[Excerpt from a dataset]
*****
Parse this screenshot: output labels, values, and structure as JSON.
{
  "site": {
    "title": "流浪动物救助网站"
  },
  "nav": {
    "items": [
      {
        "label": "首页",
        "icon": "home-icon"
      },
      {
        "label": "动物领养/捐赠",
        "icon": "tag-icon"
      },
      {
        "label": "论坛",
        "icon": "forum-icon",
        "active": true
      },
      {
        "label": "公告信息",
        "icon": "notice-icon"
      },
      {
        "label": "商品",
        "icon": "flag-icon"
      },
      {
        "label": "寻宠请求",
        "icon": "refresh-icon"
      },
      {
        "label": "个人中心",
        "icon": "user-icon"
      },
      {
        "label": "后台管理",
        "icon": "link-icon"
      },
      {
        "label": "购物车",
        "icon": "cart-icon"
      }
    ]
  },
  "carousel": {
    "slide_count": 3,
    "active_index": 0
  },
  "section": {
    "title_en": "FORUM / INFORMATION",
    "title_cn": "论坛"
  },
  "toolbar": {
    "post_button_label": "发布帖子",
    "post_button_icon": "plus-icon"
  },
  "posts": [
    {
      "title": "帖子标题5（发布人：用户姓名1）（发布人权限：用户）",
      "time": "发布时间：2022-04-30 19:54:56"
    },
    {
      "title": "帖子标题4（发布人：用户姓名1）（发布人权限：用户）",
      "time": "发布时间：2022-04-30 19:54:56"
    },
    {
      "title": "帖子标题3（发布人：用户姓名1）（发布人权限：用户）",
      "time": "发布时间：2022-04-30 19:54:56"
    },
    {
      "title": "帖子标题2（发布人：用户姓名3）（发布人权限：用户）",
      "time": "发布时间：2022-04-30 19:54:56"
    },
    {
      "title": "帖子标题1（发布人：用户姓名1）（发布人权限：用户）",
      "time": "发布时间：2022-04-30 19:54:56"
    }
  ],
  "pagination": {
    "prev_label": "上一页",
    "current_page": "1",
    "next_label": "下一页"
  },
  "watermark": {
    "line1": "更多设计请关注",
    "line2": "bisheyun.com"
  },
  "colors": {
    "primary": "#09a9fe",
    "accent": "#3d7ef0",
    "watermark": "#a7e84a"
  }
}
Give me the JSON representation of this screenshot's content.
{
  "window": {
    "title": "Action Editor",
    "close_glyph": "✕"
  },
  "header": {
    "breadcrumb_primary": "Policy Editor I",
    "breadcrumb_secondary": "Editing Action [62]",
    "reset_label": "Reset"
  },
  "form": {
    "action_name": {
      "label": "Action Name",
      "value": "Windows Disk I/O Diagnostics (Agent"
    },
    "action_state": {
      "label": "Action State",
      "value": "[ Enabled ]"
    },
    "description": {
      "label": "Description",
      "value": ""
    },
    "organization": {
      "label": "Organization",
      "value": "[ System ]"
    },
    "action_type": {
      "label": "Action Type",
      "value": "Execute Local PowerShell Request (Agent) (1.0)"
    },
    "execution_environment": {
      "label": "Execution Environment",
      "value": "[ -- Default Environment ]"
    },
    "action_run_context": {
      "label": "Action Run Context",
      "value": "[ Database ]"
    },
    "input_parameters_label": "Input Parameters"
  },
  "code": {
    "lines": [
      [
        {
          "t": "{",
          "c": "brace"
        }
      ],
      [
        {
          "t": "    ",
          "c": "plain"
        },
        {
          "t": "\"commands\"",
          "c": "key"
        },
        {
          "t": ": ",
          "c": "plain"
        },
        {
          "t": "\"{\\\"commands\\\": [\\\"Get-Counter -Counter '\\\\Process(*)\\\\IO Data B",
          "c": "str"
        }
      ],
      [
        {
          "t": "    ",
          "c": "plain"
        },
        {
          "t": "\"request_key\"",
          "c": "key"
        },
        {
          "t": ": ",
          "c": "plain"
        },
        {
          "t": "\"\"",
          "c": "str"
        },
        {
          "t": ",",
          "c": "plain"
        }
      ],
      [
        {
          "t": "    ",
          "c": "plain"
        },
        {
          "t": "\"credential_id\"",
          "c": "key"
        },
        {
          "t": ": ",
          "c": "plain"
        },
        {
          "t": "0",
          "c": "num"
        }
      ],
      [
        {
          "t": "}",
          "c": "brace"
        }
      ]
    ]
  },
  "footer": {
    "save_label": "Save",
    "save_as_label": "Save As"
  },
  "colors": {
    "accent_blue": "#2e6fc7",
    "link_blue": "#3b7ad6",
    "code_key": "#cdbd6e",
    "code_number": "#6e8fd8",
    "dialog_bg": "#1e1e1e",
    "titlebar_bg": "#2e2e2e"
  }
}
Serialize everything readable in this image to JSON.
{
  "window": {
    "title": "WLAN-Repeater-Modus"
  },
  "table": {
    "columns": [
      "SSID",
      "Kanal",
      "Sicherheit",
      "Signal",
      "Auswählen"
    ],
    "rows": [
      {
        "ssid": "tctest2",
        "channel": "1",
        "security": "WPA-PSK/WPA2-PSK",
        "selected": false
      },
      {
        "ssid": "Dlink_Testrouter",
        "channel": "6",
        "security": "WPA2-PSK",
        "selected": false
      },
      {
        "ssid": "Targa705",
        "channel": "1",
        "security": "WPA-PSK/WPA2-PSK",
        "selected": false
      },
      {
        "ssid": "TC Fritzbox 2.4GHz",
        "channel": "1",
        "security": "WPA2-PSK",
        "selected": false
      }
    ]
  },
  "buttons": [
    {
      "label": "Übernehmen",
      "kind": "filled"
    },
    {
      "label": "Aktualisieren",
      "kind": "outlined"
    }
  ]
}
*****
[YOUR INSTRUCTIONS]: Your task is to repeat the data exactly; please include every line.

[EXERCISE SOLUTION]:
Parse this screenshot: output labels, values, and structure as JSON.
{
  "site": {
    "title": "流浪动物救助网站"
  },
  "nav": {
    "items": [
      {
        "label": "首页",
        "icon": "home-icon"
      },
      {
        "label": "动物领养/捐赠",
        "icon": "tag-icon"
      },
      {
        "label": "论坛",
        "icon": "forum-icon",
        "active": true
      },
      {
        "label": "公告信息",
        "icon": "notice-icon"
      },
      {
        "label": "商品",
        "icon": "flag-icon"
      },
      {
        "label": "寻宠请求",
        "icon": "refresh-icon"
      },
      {
        "label": "个人中心",
        "icon": "user-icon"
      },
      {
        "label": "后台管理",
        "icon": "link-icon"
      },
      {
        "label": "购物车",
        "icon": "cart-icon"
      }
    ]
  },
  "carousel": {
    "slide_count": 3,
    "active_index": 0
  },
  "section": {
    "title_en": "FORUM / INFORMATION",
    "title_cn": "论坛"
  },
  "toolbar": {
    "post_button_label": "发布帖子",
    "post_button_icon": "plus-icon"
  },
  "posts": [
    {
      "title": "帖子标题5（发布人：用户姓名1）（发布人权限：用户）",
      "time": "发布时间：2022-04-30 19:54:56"
    },
    {
      "title": "帖子标题4（发布人：用户姓名1）（发布人权限：用户）",
      "time": "发布时间：2022-04-30 19:54:56"
    },
    {
      "title": "帖子标题3（发布人：用户姓名1）（发布人权限：用户）",
      "time": "发布时间：2022-04-30 19:54:56"
    },
    {
      "title": "帖子标题2（发布人：用户姓名3）（发布人权限：用户）",
      "time": "发布时间：2022-04-30 19:54:56"
    },
    {
      "title": "帖子标题1（发布人：用户姓名1）（发布人权限：用户）",
      "time": "发布时间：2022-04-30 19:54:56"
    }
  ],
  "pagination": {
    "prev_label": "上一页",
    "current_page": "1",
    "next_label": "下一页"
  },
  "watermark": {
    "line1": "更多设计请关注",
    "line2": "bisheyun.com"
  },
  "colors": {
    "primary": "#09a9fe",
    "accent": "#3d7ef0",
    "watermark": "#a7e84a"
  }
}
Give me the JSON representation of this screenshot's content.
{
  "window": {
    "title": "Action Editor",
    "close_glyph": "✕"
  },
  "header": {
    "breadcrumb_primary": "Policy Editor I",
    "breadcrumb_secondary": "Editing Action [62]",
    "reset_label": "Reset"
  },
  "form": {
    "action_name": {
      "label": "Action Name",
      "value": "Windows Disk I/O Diagnostics (Agent"
    },
    "action_state": {
      "label": "Action State",
      "value": "[ Enabled ]"
    },
    "description": {
      "label": "Description",
      "value": ""
    },
    "organization": {
      "label": "Organization",
      "value": "[ System ]"
    },
    "action_type": {
      "label": "Action Type",
      "value": "Execute Local PowerShell Request (Agent) (1.0)"
    },
    "execution_environment": {
      "label": "Execution Environment",
      "value": "[ -- Default Environment ]"
    },
    "action_run_context": {
      "label": "Action Run Context",
      "value": "[ Database ]"
    },
    "input_parameters_label": "Input Parameters"
  },
  "code": {
    "lines": [
      [
        {
          "t": "{",
          "c": "brace"
        }
      ],
      [
        {
          "t": "    ",
          "c": "plain"
        },
        {
          "t": "\"commands\"",
          "c": "key"
        },
        {
          "t": ": ",
          "c": "plain"
        },
        {
          "t": "\"{\\\"commands\\\": [\\\"Get-Counter -Counter '\\\\Process(*)\\\\IO Data B",
          "c": "str"
        }
      ],
      [
        {
          "t": "    ",
          "c": "plain"
        },
        {
          "t": "\"request_key\"",
          "c": "key"
        },
        {
          "t": ": ",
          "c": "plain"
        },
        {
          "t": "\"\"",
          "c": "str"
        },
        {
          "t": ",",
          "c": "plain"
        }
      ],
      [
        {
          "t": "    ",
          "c": "plain"
        },
        {
          "t": "\"credential_id\"",
          "c": "key"
        },
        {
          "t": ": ",
          "c": "plain"
        },
        {
          "t": "0",
          "c": "num"
        }
      ],
      [
        {
          "t": "}",
          "c": "brace"
        }
      ]
    ]
  },
  "footer": {
    "save_label": "Save",
    "save_as_label": "Save As"
  },
  "colors": {
    "accent_blue": "#2e6fc7",
    "link_blue": "#3b7ad6",
    "code_key": "#cdbd6e",
    "code_number": "#6e8fd8",
    "dialog_bg": "#1e1e1e",
    "titlebar_bg": "#2e2e2e"
  }
}
Serialize everything readable in this image to JSON.
{
  "window": {
    "title": "WLAN-Repeater-Modus"
  },
  "table": {
    "columns": [
      "SSID",
      "Kanal",
      "Sicherheit",
      "Signal",
      "Auswählen"
    ],
    "rows": [
      {
        "ssid": "tctest2",
        "channel": "1",
        "security": "WPA-PSK/WPA2-PSK",
        "selected": false
      },
      {
        "ssid": "Dlink_Testrouter",
        "channel": "6",
        "security": "WPA2-PSK",
        "selected": false
      },
      {
        "ssid": "Targa705",
        "channel": "1",
        "security": "WPA-PSK/WPA2-PSK",
        "selected": false
      },
      {
        "ssid": "TC Fritzbox 2.4GHz",
        "channel": "1",
        "security": "WPA2-PSK",
        "selected": false
      }
    ]
  },
  "buttons": [
    {
      "label": "Übernehmen",
      "kind": "filled"
    },
    {
      "label": "Aktualisieren",
      "kind": "outlined"
    }
  ]
}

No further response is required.